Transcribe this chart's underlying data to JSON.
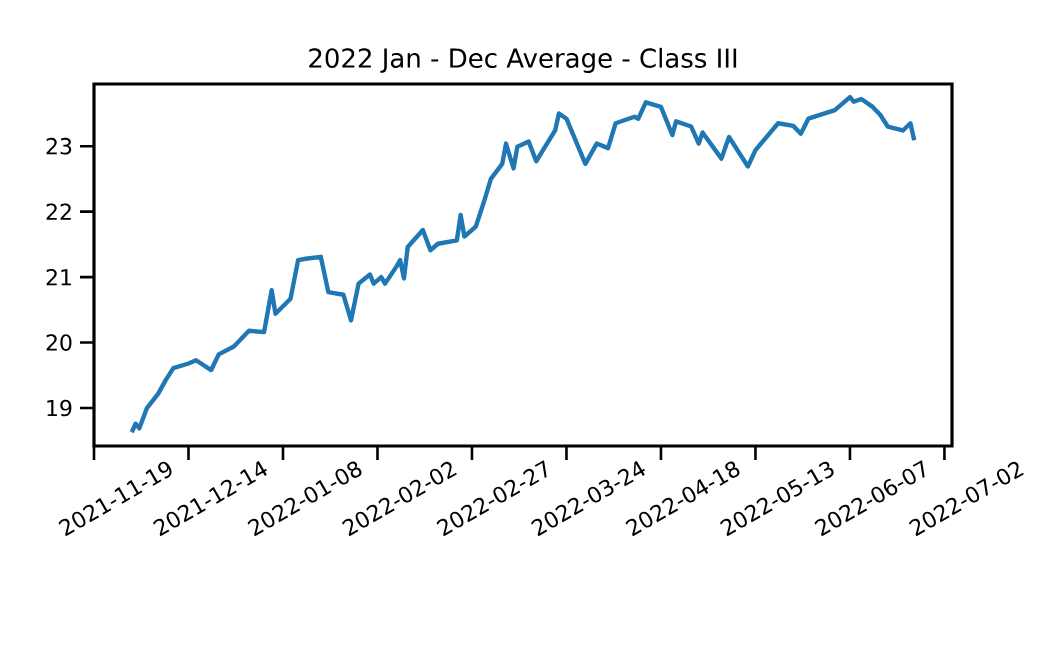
{
  "chart_data": {
    "type": "line",
    "title": "2022 Jan - Dec Average - Class III",
    "x": [
      "2021-11-29",
      "2021-11-30",
      "2021-12-01",
      "2021-12-03",
      "2021-12-06",
      "2021-12-08",
      "2021-12-10",
      "2021-12-14",
      "2021-12-16",
      "2021-12-20",
      "2021-12-22",
      "2021-12-26",
      "2021-12-30",
      "2022-01-03",
      "2022-01-05",
      "2022-01-06",
      "2022-01-10",
      "2022-01-12",
      "2022-01-14",
      "2022-01-18",
      "2022-01-20",
      "2022-01-24",
      "2022-01-26",
      "2022-01-28",
      "2022-01-31",
      "2022-02-01",
      "2022-02-03",
      "2022-02-04",
      "2022-02-07",
      "2022-02-08",
      "2022-02-09",
      "2022-02-10",
      "2022-02-14",
      "2022-02-16",
      "2022-02-18",
      "2022-02-23",
      "2022-02-24",
      "2022-02-25",
      "2022-02-28",
      "2022-03-02",
      "2022-03-04",
      "2022-03-07",
      "2022-03-08",
      "2022-03-10",
      "2022-03-11",
      "2022-03-14",
      "2022-03-16",
      "2022-03-21",
      "2022-03-22",
      "2022-03-24",
      "2022-03-29",
      "2022-04-01",
      "2022-04-04",
      "2022-04-06",
      "2022-04-11",
      "2022-04-12",
      "2022-04-14",
      "2022-04-18",
      "2022-04-21",
      "2022-04-22",
      "2022-04-26",
      "2022-04-28",
      "2022-04-29",
      "2022-05-04",
      "2022-05-06",
      "2022-05-11",
      "2022-05-13",
      "2022-05-19",
      "2022-05-23",
      "2022-05-25",
      "2022-05-27",
      "2022-06-03",
      "2022-06-07",
      "2022-06-08",
      "2022-06-10",
      "2022-06-13",
      "2022-06-15",
      "2022-06-17",
      "2022-06-21",
      "2022-06-23",
      "2022-06-24"
    ],
    "series": [
      {
        "color": "#1f77b4",
        "values": [
          18.63,
          18.76,
          18.69,
          19.0,
          19.22,
          19.43,
          19.61,
          19.68,
          19.73,
          19.58,
          19.82,
          19.94,
          20.18,
          20.16,
          20.8,
          20.44,
          20.67,
          21.26,
          21.28,
          21.31,
          20.77,
          20.73,
          20.34,
          20.9,
          21.04,
          20.9,
          21.0,
          20.9,
          21.16,
          21.26,
          20.98,
          21.46,
          21.72,
          21.41,
          21.51,
          21.56,
          21.95,
          21.62,
          21.77,
          22.12,
          22.5,
          22.73,
          23.04,
          22.66,
          22.99,
          23.07,
          22.77,
          23.24,
          23.5,
          23.42,
          22.73,
          23.04,
          22.97,
          23.35,
          23.45,
          23.42,
          23.67,
          23.6,
          23.17,
          23.38,
          23.3,
          23.04,
          23.21,
          22.81,
          23.14,
          22.69,
          22.94,
          23.35,
          23.31,
          23.19,
          23.42,
          23.55,
          23.75,
          23.68,
          23.72,
          23.6,
          23.48,
          23.3,
          23.24,
          23.35,
          23.09
        ]
      }
    ],
    "xlim": [
      "2021-11-19",
      "2022-07-04"
    ],
    "xticks": [
      "2021-11-19",
      "2021-12-14",
      "2022-01-08",
      "2022-02-02",
      "2022-02-27",
      "2022-03-24",
      "2022-04-18",
      "2022-05-13",
      "2022-06-07",
      "2022-07-02"
    ],
    "ylim": [
      18.42,
      23.95
    ],
    "yticks": [
      19,
      20,
      21,
      22,
      23
    ],
    "grid": false,
    "marker": "none",
    "line_style": "solid"
  }
}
________________
## Exercise prompt
Omit the pictures and reproduce the listing exactly.

## Reply
Transcribe this chart's underlying data to JSON.
{
  "chart_data": {
    "type": "line",
    "title": "2022 Jan - Dec Average - Class III",
    "x": [
      "2021-11-29",
      "2021-11-30",
      "2021-12-01",
      "2021-12-03",
      "2021-12-06",
      "2021-12-08",
      "2021-12-10",
      "2021-12-14",
      "2021-12-16",
      "2021-12-20",
      "2021-12-22",
      "2021-12-26",
      "2021-12-30",
      "2022-01-03",
      "2022-01-05",
      "2022-01-06",
      "2022-01-10",
      "2022-01-12",
      "2022-01-14",
      "2022-01-18",
      "2022-01-20",
      "2022-01-24",
      "2022-01-26",
      "2022-01-28",
      "2022-01-31",
      "2022-02-01",
      "2022-02-03",
      "2022-02-04",
      "2022-02-07",
      "2022-02-08",
      "2022-02-09",
      "2022-02-10",
      "2022-02-14",
      "2022-02-16",
      "2022-02-18",
      "2022-02-23",
      "2022-02-24",
      "2022-02-25",
      "2022-02-28",
      "2022-03-02",
      "2022-03-04",
      "2022-03-07",
      "2022-03-08",
      "2022-03-10",
      "2022-03-11",
      "2022-03-14",
      "2022-03-16",
      "2022-03-21",
      "2022-03-22",
      "2022-03-24",
      "2022-03-29",
      "2022-04-01",
      "2022-04-04",
      "2022-04-06",
      "2022-04-11",
      "2022-04-12",
      "2022-04-14",
      "2022-04-18",
      "2022-04-21",
      "2022-04-22",
      "2022-04-26",
      "2022-04-28",
      "2022-04-29",
      "2022-05-04",
      "2022-05-06",
      "2022-05-11",
      "2022-05-13",
      "2022-05-19",
      "2022-05-23",
      "2022-05-25",
      "2022-05-27",
      "2022-06-03",
      "2022-06-07",
      "2022-06-08",
      "2022-06-10",
      "2022-06-13",
      "2022-06-15",
      "2022-06-17",
      "2022-06-21",
      "2022-06-23",
      "2022-06-24"
    ],
    "series": [
      {
        "color": "#1f77b4",
        "values": [
          18.63,
          18.76,
          18.69,
          19.0,
          19.22,
          19.43,
          19.61,
          19.68,
          19.73,
          19.58,
          19.82,
          19.94,
          20.18,
          20.16,
          20.8,
          20.44,
          20.67,
          21.26,
          21.28,
          21.31,
          20.77,
          20.73,
          20.34,
          20.9,
          21.04,
          20.9,
          21.0,
          20.9,
          21.16,
          21.26,
          20.98,
          21.46,
          21.72,
          21.41,
          21.51,
          21.56,
          21.95,
          21.62,
          21.77,
          22.12,
          22.5,
          22.73,
          23.04,
          22.66,
          22.99,
          23.07,
          22.77,
          23.24,
          23.5,
          23.42,
          22.73,
          23.04,
          22.97,
          23.35,
          23.45,
          23.42,
          23.67,
          23.6,
          23.17,
          23.38,
          23.3,
          23.04,
          23.21,
          22.81,
          23.14,
          22.69,
          22.94,
          23.35,
          23.31,
          23.19,
          23.42,
          23.55,
          23.75,
          23.68,
          23.72,
          23.6,
          23.48,
          23.3,
          23.24,
          23.35,
          23.09
        ]
      }
    ],
    "xlim": [
      "2021-11-19",
      "2022-07-04"
    ],
    "xticks": [
      "2021-11-19",
      "2021-12-14",
      "2022-01-08",
      "2022-02-02",
      "2022-02-27",
      "2022-03-24",
      "2022-04-18",
      "2022-05-13",
      "2022-06-07",
      "2022-07-02"
    ],
    "ylim": [
      18.42,
      23.95
    ],
    "yticks": [
      19,
      20,
      21,
      22,
      23
    ],
    "grid": false,
    "marker": "none",
    "line_style": "solid"
  }
}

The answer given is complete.